_Given text_:
┄┄┄┄┄┄┄┄┄┄┄┄┄┄┄┄┄┄┄┄
def __init__(self):
self.fallback_responses = {
"question": "I apologize, but I'm unable to answer your question at the moment. Please try again later or contact our support team.",
"complaint": "I apologize for the inconvenience. Your feedback has been noted. Please contact our support team for immediate assistance.",
"default": "I apologize, but I'm experiencing technical difficulties. Please try again later."
}
@retry(
stop=stop_after_attempt(3),
wait=wait_exponential(multiplier=1, min=4, max=60)
)
def call_with_retry(self, prompt: str, **kwargs) -> str:
"""Call OpenAI API with retry logic."""
try:
response = openai.Completion.create(
engine="text-davinci-002",
prompt=prompt,
**kwargs
)
return response.choices[0].text.strip()
except openai.error.RateLimitError:
logging.warning("Rate limited, retrying...")
raise
except openai.error.APIError as e:
logging.error(f"API error: {e}")
raise
def generate_with_fallback(self, prompt: str, intent: str = "default", **kwargs) -> str:
"""Generate response with fallback on failure."""
try:
return self.call_with_retry(prompt, **kwargs)
except Exception as e:
logging.error(f"All retries failed: {e}")
return self.fallback_responses.get(intent, self.fallback_responses["default"])
Cost Optimization
import tiktoken
from functools import lru_cache
class CostOptimizedClient:
"""LLM client optimized for cost."""
def __init__(self, model: str = "text-davinci-002"):
self.model = model
self.encoding = tiktoken.encoding_for_model(model)
self.token_count = 0
self.cost_per_1k = 0.02 # Davinci pricing
def count_tokens(self, text: str) -> int:
"""Count tokens in text."""
return len(self.encoding.encode(text))
@lru_cache(maxsize=1000)
def cached_completion(self, prompt: str, max_tokens: int = 200) -> str:
"""Cache completions to avoid redundant API calls."""
response = openai.Completion.create(
engine=self.model,
prompt=prompt,
max_tokens=max_tokens,
temperature=0 # Use temperature=0 for cache consistency
)
┄┄┄┄┄┄┄┄┄┄┄┄┄┄┄┄┄┄┄┄
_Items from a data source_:
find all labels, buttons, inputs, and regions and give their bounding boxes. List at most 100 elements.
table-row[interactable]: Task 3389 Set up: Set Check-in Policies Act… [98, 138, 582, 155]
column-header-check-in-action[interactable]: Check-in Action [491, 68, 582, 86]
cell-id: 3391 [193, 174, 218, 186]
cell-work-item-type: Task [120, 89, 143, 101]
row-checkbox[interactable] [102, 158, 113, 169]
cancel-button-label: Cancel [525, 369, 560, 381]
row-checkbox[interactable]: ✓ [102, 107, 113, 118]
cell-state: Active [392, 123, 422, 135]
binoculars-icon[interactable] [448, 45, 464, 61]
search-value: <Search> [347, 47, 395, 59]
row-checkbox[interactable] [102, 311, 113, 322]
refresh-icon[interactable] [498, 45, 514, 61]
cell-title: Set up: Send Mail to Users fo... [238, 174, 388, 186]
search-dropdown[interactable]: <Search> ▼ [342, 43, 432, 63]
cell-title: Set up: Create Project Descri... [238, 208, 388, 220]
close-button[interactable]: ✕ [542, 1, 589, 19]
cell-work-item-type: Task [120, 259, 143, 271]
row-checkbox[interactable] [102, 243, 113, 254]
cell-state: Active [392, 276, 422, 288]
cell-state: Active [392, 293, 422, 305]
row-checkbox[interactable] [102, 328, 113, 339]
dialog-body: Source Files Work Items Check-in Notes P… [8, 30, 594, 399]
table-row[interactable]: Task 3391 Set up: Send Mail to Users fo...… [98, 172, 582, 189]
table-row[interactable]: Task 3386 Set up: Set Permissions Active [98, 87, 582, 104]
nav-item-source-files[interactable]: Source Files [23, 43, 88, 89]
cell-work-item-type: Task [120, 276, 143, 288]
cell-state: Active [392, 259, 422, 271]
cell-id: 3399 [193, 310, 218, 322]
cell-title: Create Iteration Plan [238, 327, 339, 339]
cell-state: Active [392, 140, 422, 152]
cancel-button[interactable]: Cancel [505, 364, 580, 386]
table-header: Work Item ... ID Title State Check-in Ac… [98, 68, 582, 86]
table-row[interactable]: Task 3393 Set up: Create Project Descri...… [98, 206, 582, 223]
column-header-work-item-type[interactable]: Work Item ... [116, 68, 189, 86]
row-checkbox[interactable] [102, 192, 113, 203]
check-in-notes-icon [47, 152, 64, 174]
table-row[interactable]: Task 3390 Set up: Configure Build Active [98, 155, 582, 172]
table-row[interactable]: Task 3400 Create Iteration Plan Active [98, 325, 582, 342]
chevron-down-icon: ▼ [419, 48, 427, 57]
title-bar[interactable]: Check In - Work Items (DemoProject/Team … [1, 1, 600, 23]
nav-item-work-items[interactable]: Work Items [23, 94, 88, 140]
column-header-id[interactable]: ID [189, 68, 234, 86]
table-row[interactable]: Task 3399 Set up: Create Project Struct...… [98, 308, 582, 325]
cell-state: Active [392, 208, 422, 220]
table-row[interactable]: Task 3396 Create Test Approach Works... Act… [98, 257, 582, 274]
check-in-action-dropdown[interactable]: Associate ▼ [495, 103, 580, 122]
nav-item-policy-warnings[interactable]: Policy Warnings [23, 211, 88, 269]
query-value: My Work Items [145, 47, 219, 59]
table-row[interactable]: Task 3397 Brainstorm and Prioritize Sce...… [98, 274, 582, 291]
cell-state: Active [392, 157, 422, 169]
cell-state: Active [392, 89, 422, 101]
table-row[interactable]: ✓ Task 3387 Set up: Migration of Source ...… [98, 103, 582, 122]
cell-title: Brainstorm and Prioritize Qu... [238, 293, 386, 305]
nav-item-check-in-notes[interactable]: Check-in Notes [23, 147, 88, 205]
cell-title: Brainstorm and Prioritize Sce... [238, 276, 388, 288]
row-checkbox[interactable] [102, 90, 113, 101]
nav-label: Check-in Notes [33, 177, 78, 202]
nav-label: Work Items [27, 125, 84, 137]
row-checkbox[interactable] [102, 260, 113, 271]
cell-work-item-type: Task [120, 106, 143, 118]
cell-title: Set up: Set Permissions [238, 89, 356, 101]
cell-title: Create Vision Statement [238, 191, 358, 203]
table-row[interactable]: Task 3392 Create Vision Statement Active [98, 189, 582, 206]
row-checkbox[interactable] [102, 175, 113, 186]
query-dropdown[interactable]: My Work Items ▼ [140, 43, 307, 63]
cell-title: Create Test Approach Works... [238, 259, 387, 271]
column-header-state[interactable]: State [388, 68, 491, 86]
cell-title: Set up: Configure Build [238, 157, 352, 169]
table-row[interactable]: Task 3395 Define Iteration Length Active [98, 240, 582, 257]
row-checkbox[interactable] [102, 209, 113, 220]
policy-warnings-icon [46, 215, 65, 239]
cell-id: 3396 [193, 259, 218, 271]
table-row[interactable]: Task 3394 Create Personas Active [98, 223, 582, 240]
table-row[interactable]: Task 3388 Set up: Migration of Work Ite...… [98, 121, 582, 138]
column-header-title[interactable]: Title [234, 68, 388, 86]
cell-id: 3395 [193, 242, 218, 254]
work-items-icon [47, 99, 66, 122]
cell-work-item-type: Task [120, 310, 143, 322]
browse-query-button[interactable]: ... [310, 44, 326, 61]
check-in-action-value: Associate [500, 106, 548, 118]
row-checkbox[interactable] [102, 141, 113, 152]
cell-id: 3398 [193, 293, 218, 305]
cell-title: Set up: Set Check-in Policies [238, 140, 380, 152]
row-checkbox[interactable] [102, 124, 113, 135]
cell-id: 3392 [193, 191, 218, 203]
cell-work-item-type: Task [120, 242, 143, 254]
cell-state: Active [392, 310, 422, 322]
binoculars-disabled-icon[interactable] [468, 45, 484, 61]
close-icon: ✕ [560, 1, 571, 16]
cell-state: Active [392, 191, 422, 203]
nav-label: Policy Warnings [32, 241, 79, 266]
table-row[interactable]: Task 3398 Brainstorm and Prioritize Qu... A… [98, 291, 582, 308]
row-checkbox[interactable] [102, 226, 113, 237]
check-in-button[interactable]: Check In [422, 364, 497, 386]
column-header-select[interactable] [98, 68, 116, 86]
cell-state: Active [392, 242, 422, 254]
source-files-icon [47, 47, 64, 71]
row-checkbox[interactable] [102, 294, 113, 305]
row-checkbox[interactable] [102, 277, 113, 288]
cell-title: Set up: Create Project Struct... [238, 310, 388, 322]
┄┄┄┄┄┄┄┄┄┄┄┄┄┄┄┄┄┄┄┄
_Work to complete_:
1. In the LLM client code, what per-1,000-token cost does the cost-optimized client set?
2. Pick up the LLM client code after its last line and keep writing it.

_Responses to the exercise_:
1. 0.02

2.
tokens_used = response["usage"]["total_tokens"]
self.token_count += tokens_used
return response.choices[0].text.strip()
def choose_model(self, task_complexity: str) -> str:
"""Choose appropriate model based on task."""
model_map = {
"simple": "text-ada-001", # $0.0004/1K
"medium": "text-curie-001", # $0.002/1K
"complex": "text-davinci-002" # $0.02/1K
}
return model_map.get(task_complexity, "text-curie-001")
def get_estimated_cost(self) -> float:
"""Get estimated cost so far."""
return (self.token_count / 1000) * self.cost_per_1k
def truncate_prompt(self, prompt: str, max_tokens: int = 3000) -> str:
"""Truncate prompt to fit within token limits."""
tokens = self.encoding.encode(prompt)
if len(tokens) <= max_tokens:
return prompt
return self.encoding.decode(tokens[:max_tokens])
Production Deployment
from flask import Flask, request, jsonify
from azure.monitor.opentelemetry import configure_azure_monitor
app = Flask(__name__)
# Configure monitoring
configure_azure_monitor(
connection_string="InstrumentationKey=your-key"
)
# Initialize pipeline
pipeline = CustomerServicePipeline(
search_endpoint="https://your-search.search.windows.net",
search_key="your-search-key",
openai_key="your-openai-key"
)
@app.route("/api/query", methods=["POST"])
def handle_query():
"""Handle customer service queries."""
data = request.json
query = data.get("query", "")
if not query:
return jsonify({"error": "Query is required"}), 400
try:
result = pipeline.process_query(query)
return jsonify({
"response": result.response,
"intent": result.intent,
"sources": result.sources
})
except Exception as e:
logging.error(f"Error processing query: {e}")
return jsonify({
"error": "Unable to process query",
"fallback": "Please contact our support team for assistance."
}), 500
if __name__ == "__main__":
app.run(host="0.0.0.0", port=8080)
Best Practices
- Prompt versioning: Track changes to prompts like code
- Test extensively: Use diverse test cases and edge cases
- Monitor in production: Track latency, costs, and quality metrics
- Implement fallbacks: Handle LLM failures gracefully
- Cache when possible: Reduce costs and latency for repeated queries
- Use appropriate models: Match model capability to task complexity
Conclusion
Building production LLM applications requires more than just calling the API. You need structured pipelines, robust error handling, evaluation frameworks, and cost optimization. As Azure OpenAI Service matures, expect to see more tooling emerge to support these patterns.